--- start of Given records ---

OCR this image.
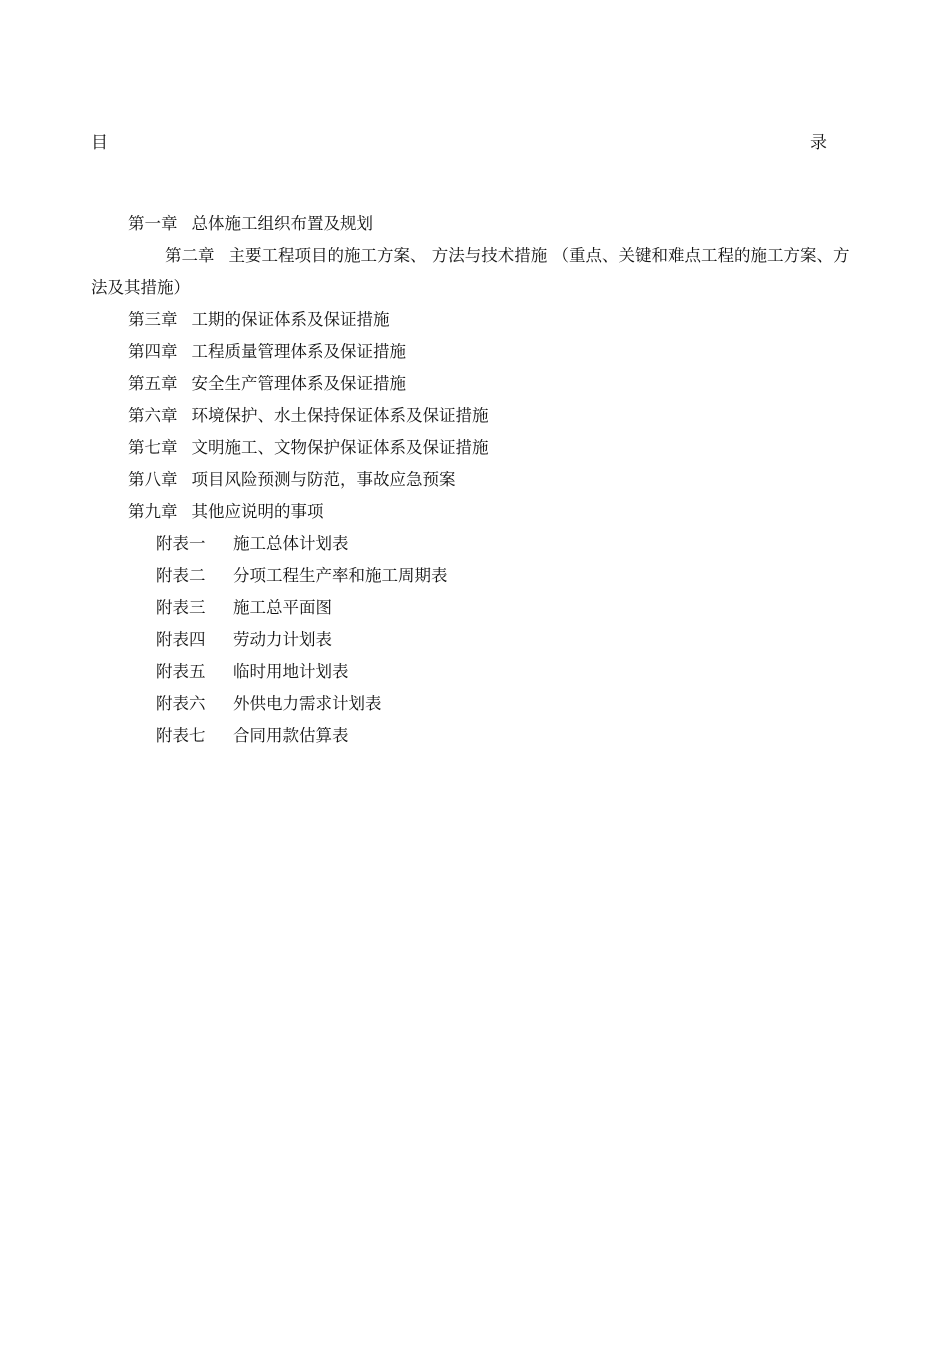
目	录
第一章 总体施工组织布置及规划
第二章 主要工程项目的施工方案、 方法与技术措施 （重点、关键和难点工程的施工方案、方法及其措施）
第三章 工期的保证体系及保证措施
第四章 工程质量管理体系及保证措施
第五章 安全生产管理体系及保证措施
第六章 环境保护、水土保持保证体系及保证措施
第七章 文明施工、文物保护保证体系及保证措施
第八章 项目风险预测与防范，事故应急预案
第九章 其他应说明的事项
附表一 施工总体计划表
附表二 分项工程生产率和施工周期表
附表三 施工总平面图
附表四 劳动力计划表
附表五 临时用地计划表
附表六 外供电力需求计划表
附表七 合同用款估算表
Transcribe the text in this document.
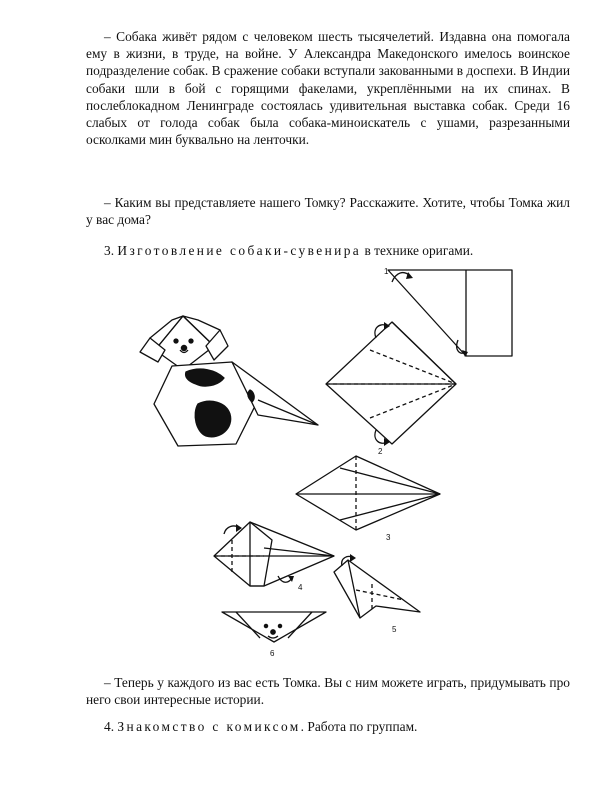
– Собака живёт рядом с человеком шесть тысячелетий. Издавна она помогала ему в жизни, в труде, на войне. У Александра Македонского имелось воинское подразделение собак. В сражение собаки вступали закованными в доспехи. В Индии собаки шли в бой с горящими факелами, укреплёнными на их спинах. В послеблокадном Ленинграде состоялась удивительная выставка собак. Среди 16 слабых от голода собак была собака-миноискатель с ушами, разрезанными осколками мин буквально на ленточки.

– Каким вы представляете нашего Томку? Расскажите. Хотите, чтобы Томка жил у вас дома?

3. Изготовление собаки-сувенира в технике оригами.

1
2
3
4
5
6

– Теперь у каждого из вас есть Томка. Вы с ним можете играть, придумывать про него свои интересные истории.

4. Знакомство с комиксом. Работа по группам.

--- end of Given records ---

■ To do: Select the lines in this material that hold the word "Томка", leaving none out.

■ Exercise result:
– Каким вы представляете нашего Томку? Расскажите. Хотите, чтобы Томка жил у вас дома?
– Теперь у каждого из вас есть Томка. Вы с ним можете играть, придумывать про него свои интересные истории.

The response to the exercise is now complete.